* PAGE TEXT *
** START **
During non-lucid dreamtime and during waking experiences, we have such a close association to our habitual identities that we mistake them for something real and permanent. One’s own (mistakenly) “true” self, one’s identity body - regardless of intellectual understanding of concepts of emptiness and such - seems to be experientially our ego. As one saying goes “The shirt is closer to the body than the jacket.” Experientially, the ego identites are closer to us than the intellectual understanding of their empty nature. Our identites seem so hard-wired embodied that we do not question their nature anymore.

By meditation practice, this “shirt” may slowly disintegrate and a new identity body may be discovered, which is not another dualistic identity but the raw and pure experience of being.

Meditators seem to “travel” back and forth between these modes of embodied “identities” and may realize this “schizophrenic” situation. There seems to be a strong correlation between how steadily and long (over the years) one spends one’s time in meditation (i.e. “identity-lessness”) and how daytime identification with habitual identities decreases over time.

I kind of like the analogy of a frequency modulated radio station signal playing music.
For radio transmission over the air waves, the music information is being modulated on a carrier wave.
** END **
* STORED ROWS *
** START **
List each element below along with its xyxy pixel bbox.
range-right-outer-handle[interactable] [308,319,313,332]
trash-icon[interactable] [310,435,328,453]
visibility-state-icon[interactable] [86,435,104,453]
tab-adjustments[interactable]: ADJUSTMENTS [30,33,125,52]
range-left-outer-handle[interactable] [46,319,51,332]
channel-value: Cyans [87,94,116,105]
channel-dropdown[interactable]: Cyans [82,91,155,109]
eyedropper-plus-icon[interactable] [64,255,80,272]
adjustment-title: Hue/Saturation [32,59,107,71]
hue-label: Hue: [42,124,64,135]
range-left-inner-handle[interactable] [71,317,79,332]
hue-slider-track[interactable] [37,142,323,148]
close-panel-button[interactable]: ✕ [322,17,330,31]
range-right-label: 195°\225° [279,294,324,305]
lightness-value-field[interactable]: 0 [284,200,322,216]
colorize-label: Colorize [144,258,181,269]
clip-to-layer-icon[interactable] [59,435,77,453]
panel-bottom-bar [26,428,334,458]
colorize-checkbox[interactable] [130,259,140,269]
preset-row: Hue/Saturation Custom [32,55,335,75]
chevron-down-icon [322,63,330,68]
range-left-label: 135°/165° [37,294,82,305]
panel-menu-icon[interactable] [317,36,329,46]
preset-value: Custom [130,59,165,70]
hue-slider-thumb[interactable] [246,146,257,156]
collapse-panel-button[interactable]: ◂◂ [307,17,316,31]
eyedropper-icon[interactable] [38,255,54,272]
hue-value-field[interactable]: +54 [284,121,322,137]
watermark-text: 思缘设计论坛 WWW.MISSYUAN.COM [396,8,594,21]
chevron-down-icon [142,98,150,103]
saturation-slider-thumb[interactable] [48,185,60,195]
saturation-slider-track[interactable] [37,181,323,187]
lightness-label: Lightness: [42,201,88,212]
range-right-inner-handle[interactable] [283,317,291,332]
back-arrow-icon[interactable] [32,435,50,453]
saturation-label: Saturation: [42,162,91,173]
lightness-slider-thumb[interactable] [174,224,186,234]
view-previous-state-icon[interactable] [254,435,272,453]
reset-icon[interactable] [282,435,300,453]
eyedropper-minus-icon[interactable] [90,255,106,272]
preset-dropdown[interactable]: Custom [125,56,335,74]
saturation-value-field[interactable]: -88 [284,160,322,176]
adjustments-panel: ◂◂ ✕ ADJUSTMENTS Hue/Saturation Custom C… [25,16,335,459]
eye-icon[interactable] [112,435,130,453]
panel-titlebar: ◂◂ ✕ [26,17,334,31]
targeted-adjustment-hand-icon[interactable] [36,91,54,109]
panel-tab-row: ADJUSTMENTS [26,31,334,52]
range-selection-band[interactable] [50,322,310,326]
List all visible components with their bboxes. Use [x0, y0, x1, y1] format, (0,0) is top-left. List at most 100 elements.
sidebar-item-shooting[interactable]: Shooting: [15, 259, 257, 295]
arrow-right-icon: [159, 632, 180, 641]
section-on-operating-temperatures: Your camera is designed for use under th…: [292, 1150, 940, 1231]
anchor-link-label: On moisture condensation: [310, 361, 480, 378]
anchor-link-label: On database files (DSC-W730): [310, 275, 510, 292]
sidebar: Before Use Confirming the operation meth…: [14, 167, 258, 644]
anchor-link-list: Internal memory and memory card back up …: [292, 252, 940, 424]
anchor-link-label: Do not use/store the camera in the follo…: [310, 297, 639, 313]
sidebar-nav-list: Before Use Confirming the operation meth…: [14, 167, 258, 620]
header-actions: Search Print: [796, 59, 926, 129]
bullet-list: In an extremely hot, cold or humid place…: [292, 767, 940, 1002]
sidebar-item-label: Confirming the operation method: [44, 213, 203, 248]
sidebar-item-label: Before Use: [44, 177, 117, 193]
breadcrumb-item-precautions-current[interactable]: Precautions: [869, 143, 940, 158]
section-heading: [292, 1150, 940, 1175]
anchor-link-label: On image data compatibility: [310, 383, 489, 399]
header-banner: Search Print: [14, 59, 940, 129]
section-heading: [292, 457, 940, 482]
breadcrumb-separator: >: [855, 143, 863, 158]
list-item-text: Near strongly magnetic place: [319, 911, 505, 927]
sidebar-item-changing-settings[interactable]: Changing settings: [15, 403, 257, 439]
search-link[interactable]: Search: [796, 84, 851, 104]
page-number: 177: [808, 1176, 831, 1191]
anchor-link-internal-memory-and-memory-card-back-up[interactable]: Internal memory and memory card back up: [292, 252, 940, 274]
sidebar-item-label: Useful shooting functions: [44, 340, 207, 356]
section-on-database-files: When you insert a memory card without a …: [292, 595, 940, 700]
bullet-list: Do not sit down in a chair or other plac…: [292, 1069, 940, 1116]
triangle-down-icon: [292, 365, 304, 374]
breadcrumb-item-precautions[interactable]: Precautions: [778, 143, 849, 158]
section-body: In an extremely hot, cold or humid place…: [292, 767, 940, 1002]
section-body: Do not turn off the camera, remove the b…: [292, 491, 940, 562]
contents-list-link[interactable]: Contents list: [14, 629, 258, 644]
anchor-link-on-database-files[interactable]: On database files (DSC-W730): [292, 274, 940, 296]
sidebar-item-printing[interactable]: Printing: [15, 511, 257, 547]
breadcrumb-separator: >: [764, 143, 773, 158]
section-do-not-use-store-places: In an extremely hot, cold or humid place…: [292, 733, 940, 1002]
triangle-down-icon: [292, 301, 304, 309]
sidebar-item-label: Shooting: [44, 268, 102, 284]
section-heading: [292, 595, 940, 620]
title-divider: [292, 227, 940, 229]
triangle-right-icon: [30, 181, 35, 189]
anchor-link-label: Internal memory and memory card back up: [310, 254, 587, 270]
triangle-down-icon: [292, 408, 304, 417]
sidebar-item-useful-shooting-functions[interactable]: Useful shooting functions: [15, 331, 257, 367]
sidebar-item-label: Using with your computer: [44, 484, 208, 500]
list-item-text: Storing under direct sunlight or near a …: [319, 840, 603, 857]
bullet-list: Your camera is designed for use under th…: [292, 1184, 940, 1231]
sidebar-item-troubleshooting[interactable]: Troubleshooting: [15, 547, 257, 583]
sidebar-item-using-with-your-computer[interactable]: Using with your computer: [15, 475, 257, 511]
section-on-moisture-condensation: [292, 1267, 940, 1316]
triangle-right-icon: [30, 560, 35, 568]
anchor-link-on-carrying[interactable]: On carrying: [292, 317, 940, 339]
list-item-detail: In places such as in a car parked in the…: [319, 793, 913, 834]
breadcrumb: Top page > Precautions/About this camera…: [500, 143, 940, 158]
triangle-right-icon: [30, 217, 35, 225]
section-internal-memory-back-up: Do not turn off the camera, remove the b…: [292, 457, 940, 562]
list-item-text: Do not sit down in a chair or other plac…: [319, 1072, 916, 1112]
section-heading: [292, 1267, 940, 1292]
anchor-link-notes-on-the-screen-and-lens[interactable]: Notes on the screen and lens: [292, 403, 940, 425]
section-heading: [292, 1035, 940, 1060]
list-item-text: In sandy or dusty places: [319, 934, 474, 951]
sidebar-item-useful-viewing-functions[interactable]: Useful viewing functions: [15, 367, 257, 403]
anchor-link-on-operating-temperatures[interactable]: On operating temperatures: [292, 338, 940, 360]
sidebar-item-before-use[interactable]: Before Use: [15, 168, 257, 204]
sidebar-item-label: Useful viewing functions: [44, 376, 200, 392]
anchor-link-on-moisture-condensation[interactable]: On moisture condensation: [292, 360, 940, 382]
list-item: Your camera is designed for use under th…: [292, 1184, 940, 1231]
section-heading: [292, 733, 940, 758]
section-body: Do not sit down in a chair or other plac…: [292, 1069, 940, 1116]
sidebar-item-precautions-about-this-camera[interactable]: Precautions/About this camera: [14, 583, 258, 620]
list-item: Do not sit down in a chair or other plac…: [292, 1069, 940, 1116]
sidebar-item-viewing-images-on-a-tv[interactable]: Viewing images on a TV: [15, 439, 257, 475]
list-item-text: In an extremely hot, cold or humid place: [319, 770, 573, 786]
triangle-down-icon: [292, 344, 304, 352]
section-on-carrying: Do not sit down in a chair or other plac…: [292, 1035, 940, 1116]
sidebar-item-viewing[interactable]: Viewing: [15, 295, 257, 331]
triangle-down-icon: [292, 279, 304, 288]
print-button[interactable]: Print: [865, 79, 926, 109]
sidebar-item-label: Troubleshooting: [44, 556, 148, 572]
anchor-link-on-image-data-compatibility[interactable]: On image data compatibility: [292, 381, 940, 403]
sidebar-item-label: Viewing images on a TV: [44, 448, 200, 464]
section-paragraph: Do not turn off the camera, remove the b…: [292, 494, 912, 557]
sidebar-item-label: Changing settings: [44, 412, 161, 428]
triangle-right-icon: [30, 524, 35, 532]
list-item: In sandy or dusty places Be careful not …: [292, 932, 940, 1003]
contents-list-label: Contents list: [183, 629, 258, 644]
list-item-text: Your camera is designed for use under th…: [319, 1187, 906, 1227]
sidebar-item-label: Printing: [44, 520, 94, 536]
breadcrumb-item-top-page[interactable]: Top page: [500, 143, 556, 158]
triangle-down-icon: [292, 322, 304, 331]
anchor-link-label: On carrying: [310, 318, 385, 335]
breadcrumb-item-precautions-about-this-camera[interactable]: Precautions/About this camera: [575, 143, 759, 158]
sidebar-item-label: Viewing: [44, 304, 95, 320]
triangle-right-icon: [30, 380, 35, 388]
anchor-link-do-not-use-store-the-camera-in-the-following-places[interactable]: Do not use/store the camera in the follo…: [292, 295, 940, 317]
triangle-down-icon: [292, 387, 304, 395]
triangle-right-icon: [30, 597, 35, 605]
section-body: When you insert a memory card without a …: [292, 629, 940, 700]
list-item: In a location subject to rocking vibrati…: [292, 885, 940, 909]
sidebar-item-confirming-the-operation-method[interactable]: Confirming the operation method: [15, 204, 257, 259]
** END **
* YOUR TASKS *
1. According to the passage on meditation and identity, what is the music information modulated on for radio transmission over the air waves?
2. Extract the passage on meditation and identity verbatim, starting from "During non-lucid dreamtime" up to and including "experience of being.".
The records were drawn from a separate source.

* EXERCISE RESPONSES *
1. A carrier wave.

2.
During non-lucid dreamtime and during waking experiences, we have such a close association to our habitual identities that we mistake them for something real and permanent. One’s own (mistakenly) “true” self, one’s identity body - regardless of intellectual understanding of concepts of emptiness and such - seems to be experientially our ego. As one saying goes “The shirt is closer to the body than the jacket.” Experientially, the ego identites are closer to us than the intellectual understanding of their empty nature. Our identites seem so hard-wired embodied that we do not question their nature anymore.

By meditation practice, this “shirt” may slowly disintegrate and a new identity body may be discovered, which is not another dualistic identity but the raw and pure experience of being.